§ **Problem statement**
Review the lines that follow and copy each one that contains the word "Exposure".

start Input for this task

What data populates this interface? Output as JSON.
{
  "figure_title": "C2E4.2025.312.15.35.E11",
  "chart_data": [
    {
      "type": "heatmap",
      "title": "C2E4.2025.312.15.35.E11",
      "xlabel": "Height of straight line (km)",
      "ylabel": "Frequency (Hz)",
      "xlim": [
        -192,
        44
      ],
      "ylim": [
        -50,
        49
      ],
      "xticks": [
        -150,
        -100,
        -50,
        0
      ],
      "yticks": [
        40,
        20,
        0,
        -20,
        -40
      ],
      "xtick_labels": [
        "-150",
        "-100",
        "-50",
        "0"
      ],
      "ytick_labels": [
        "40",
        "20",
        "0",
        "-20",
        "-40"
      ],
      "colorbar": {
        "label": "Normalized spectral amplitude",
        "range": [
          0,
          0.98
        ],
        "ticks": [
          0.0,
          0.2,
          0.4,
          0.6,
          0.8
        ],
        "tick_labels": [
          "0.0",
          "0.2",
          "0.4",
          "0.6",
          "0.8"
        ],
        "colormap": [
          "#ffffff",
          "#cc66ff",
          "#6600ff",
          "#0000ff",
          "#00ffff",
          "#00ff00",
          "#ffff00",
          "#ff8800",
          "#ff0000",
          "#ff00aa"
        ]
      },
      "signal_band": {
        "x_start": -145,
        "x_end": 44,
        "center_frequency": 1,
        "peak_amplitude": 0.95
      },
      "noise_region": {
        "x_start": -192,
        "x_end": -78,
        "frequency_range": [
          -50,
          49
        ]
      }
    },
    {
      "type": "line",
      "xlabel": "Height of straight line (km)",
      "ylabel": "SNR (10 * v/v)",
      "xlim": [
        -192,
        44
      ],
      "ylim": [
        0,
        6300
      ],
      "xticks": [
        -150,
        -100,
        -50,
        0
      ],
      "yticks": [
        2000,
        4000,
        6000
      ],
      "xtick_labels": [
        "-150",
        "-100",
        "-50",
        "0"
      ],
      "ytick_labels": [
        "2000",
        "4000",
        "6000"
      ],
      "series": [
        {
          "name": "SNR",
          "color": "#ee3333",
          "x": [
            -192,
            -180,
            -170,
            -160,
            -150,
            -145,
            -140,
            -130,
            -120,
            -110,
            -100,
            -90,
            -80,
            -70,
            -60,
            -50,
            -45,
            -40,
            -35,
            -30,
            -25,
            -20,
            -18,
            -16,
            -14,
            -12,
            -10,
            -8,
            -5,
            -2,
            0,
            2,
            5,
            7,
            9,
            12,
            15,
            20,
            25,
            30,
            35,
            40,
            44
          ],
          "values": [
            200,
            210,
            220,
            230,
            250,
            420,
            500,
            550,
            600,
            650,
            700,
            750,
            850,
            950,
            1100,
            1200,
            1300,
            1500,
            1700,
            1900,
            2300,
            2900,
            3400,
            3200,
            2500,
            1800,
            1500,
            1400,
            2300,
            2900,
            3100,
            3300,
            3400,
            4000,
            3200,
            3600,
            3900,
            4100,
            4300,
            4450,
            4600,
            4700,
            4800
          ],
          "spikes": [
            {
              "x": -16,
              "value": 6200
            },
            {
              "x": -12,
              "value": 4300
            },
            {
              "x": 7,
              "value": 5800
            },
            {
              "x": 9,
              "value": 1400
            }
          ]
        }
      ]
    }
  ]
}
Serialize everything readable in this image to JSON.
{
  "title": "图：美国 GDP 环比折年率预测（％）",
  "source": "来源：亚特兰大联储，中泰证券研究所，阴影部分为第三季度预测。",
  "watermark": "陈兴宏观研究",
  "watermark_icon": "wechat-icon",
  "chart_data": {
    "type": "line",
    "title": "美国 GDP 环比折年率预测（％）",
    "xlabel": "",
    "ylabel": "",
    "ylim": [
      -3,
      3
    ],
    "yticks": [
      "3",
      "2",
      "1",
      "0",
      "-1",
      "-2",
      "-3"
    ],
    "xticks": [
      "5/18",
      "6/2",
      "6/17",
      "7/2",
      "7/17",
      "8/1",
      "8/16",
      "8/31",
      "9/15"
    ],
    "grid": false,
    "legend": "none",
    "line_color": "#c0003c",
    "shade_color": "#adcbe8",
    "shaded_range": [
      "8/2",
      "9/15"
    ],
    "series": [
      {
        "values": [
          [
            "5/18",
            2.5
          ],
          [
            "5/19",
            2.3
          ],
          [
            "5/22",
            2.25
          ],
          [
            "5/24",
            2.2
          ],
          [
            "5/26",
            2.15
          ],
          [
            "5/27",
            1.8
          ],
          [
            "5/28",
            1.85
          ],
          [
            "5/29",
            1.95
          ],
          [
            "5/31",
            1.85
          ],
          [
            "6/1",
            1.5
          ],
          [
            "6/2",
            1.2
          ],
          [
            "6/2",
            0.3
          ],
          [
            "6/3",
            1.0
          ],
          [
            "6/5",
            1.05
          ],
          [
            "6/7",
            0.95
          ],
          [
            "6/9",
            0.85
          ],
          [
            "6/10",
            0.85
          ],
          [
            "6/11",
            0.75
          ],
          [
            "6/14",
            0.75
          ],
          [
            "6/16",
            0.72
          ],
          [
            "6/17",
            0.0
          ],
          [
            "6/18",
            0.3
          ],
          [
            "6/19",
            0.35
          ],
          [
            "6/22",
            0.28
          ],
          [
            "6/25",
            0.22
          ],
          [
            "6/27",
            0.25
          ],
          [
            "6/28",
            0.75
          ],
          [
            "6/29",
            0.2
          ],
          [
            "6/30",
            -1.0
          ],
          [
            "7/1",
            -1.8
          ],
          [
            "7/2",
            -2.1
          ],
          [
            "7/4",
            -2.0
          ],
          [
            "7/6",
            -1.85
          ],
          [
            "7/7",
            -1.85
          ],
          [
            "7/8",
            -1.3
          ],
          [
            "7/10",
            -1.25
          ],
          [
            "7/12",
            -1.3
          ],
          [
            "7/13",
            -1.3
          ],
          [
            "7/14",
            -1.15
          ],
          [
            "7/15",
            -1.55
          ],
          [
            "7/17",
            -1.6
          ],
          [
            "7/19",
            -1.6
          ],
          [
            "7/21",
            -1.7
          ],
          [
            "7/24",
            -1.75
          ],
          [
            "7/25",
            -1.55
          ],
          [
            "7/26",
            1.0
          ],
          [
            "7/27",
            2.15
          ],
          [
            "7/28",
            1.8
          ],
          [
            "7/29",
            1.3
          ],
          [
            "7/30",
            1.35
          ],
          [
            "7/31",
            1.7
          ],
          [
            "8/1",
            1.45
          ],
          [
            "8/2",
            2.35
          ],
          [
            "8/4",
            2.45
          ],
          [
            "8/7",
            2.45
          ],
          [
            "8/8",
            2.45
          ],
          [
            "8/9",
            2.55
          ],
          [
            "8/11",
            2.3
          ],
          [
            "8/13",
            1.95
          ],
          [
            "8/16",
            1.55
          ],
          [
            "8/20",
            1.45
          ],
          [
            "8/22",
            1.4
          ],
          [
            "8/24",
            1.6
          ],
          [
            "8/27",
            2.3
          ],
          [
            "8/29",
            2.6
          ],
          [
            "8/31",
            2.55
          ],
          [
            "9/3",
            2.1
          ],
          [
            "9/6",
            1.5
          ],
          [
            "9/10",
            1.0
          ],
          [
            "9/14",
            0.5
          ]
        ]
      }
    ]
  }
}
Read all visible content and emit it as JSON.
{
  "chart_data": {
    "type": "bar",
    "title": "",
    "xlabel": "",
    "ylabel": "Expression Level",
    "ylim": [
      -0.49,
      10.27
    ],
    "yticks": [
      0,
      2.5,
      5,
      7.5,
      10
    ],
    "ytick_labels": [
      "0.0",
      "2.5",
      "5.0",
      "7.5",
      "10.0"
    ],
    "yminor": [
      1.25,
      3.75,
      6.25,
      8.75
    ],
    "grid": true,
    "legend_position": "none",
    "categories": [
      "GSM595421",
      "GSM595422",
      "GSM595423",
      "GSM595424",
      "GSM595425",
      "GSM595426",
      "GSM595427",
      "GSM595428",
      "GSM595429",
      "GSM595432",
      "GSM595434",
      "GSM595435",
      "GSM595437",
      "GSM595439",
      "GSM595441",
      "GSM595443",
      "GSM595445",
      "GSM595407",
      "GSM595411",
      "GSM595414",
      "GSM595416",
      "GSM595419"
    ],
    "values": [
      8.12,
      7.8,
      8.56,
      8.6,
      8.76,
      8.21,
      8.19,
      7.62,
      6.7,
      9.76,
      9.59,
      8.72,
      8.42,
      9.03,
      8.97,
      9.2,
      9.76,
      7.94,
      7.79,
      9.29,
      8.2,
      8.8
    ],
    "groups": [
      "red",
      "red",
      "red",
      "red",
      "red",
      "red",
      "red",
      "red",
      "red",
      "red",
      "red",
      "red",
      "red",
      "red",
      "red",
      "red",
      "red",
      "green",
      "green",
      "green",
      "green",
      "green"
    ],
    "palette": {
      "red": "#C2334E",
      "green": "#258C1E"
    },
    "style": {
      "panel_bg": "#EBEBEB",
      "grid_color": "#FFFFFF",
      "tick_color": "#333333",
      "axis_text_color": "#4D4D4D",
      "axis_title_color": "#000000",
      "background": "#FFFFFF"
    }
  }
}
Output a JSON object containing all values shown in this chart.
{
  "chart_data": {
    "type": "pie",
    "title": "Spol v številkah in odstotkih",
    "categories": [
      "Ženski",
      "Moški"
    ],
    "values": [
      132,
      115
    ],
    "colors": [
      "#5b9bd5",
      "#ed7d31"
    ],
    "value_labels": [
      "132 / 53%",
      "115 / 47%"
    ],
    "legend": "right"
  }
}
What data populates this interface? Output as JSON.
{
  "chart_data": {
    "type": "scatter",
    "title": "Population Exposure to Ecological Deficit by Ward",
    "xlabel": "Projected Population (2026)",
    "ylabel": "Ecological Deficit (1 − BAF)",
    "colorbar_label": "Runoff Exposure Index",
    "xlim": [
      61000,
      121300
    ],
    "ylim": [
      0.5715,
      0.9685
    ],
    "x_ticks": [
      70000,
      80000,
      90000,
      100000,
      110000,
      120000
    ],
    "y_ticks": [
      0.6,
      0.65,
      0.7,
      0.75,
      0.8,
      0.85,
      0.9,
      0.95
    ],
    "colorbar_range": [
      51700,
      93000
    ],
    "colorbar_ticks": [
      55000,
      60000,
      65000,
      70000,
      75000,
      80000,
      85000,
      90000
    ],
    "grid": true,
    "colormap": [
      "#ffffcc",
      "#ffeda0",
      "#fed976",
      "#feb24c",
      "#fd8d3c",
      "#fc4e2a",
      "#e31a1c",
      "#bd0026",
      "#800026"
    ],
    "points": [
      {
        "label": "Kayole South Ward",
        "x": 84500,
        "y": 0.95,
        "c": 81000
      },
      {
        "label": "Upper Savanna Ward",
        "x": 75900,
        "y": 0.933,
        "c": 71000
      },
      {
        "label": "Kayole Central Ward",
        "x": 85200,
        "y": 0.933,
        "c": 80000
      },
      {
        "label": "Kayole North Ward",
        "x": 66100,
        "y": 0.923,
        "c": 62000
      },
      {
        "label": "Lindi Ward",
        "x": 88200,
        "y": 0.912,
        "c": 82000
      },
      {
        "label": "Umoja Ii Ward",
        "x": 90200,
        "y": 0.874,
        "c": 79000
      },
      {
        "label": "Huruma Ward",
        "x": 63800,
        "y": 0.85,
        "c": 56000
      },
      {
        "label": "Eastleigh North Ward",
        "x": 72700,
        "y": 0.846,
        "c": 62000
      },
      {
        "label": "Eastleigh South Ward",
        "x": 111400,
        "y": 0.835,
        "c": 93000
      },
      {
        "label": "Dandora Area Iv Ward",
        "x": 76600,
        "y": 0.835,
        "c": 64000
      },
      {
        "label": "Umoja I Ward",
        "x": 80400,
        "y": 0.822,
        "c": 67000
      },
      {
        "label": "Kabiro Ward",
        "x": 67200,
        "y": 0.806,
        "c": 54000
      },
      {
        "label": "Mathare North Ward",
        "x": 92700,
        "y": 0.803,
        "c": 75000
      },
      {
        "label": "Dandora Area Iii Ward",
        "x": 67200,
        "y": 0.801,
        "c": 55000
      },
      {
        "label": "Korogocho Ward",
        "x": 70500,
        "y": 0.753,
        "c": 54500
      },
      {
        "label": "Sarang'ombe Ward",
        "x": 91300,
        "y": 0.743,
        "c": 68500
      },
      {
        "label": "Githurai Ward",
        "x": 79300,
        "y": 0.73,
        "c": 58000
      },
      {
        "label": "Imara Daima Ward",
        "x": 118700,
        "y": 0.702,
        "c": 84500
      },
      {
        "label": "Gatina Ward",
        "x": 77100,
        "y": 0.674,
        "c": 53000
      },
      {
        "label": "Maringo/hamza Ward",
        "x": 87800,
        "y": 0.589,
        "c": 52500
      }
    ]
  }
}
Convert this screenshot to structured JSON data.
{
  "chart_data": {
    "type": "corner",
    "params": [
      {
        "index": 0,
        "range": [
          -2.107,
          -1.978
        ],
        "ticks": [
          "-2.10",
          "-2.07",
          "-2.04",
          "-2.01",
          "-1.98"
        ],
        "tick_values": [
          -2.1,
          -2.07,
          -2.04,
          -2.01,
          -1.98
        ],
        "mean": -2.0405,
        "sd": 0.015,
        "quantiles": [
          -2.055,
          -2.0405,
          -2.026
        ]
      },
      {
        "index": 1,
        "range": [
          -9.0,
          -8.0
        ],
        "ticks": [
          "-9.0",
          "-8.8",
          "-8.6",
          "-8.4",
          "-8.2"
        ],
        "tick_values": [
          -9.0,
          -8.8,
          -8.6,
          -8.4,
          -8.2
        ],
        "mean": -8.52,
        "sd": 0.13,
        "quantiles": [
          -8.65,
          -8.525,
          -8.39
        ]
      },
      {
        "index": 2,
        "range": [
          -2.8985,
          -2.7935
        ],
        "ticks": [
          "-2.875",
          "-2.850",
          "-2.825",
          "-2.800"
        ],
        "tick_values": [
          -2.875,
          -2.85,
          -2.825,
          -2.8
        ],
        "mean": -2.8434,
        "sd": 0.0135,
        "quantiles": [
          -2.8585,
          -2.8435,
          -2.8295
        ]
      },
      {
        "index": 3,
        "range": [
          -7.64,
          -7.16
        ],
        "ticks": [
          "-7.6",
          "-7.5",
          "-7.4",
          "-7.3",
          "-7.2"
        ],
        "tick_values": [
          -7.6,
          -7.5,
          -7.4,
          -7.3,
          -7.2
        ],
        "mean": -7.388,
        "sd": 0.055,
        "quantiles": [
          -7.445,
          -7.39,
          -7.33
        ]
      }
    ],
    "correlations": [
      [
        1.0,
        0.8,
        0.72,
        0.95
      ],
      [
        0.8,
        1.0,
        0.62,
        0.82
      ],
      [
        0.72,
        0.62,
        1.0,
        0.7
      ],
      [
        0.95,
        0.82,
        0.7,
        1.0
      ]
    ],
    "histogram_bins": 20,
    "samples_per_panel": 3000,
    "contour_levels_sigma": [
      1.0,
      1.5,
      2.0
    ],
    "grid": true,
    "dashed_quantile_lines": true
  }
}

end Input for this task

§ **Answer to the problem**
    "title": "Population Exposure to Ecological Deficit by Ward",
    "colorbar_label": "Runoff Exposure Index",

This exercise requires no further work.